▸ **Do this**
Transcribe all the records with complete accuracy.

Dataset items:
■ ■ ■ ■ ■

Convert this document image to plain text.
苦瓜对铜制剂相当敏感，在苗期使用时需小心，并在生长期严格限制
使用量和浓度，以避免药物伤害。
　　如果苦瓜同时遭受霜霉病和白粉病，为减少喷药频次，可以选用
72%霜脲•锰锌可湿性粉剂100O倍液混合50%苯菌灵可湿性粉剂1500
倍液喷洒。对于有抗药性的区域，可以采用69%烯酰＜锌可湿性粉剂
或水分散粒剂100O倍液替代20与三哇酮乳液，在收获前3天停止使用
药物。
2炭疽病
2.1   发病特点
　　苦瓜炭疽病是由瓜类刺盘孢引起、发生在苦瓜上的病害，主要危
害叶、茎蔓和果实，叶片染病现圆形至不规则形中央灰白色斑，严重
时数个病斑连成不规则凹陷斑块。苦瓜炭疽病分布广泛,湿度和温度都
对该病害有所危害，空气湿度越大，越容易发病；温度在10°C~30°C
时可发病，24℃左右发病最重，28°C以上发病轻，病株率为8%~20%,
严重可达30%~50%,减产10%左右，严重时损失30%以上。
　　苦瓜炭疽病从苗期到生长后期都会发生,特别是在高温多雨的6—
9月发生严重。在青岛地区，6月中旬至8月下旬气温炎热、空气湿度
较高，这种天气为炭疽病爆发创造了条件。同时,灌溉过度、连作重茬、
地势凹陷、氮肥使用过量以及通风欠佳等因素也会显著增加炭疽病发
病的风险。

■ ■ ■ ■ ■

▸ **Solution for this task**
Convert this document image to plain text.
苦瓜对铜制剂相当敏感，在苗期使用时需小心，并在生长期严格限制
使用量和浓度，以避免药物伤害。
　　如果苦瓜同时遭受霜霉病和白粉病，为减少喷药频次，可以选用
72%霜脲•锰锌可湿性粉剂100O倍液混合50%苯菌灵可湿性粉剂1500
倍液喷洒。对于有抗药性的区域，可以采用69%烯酰＜锌可湿性粉剂
或水分散粒剂100O倍液替代20与三哇酮乳液，在收获前3天停止使用
药物。
2炭疽病
2.1   发病特点
　　苦瓜炭疽病是由瓜类刺盘孢引起、发生在苦瓜上的病害，主要危
害叶、茎蔓和果实，叶片染病现圆形至不规则形中央灰白色斑，严重
时数个病斑连成不规则凹陷斑块。苦瓜炭疽病分布广泛,湿度和温度都
对该病害有所危害，空气湿度越大，越容易发病；温度在10°C~30°C
时可发病，24℃左右发病最重，28°C以上发病轻，病株率为8%~20%,
严重可达30%~50%,减产10%左右，严重时损失30%以上。
　　苦瓜炭疽病从苗期到生长后期都会发生,特别是在高温多雨的6—
9月发生严重。在青岛地区，6月中旬至8月下旬气温炎热、空气湿度
较高，这种天气为炭疽病爆发创造了条件。同时,灌溉过度、连作重茬、
地势凹陷、氮肥使用过量以及通风欠佳等因素也会显著增加炭疽病发
病的风险。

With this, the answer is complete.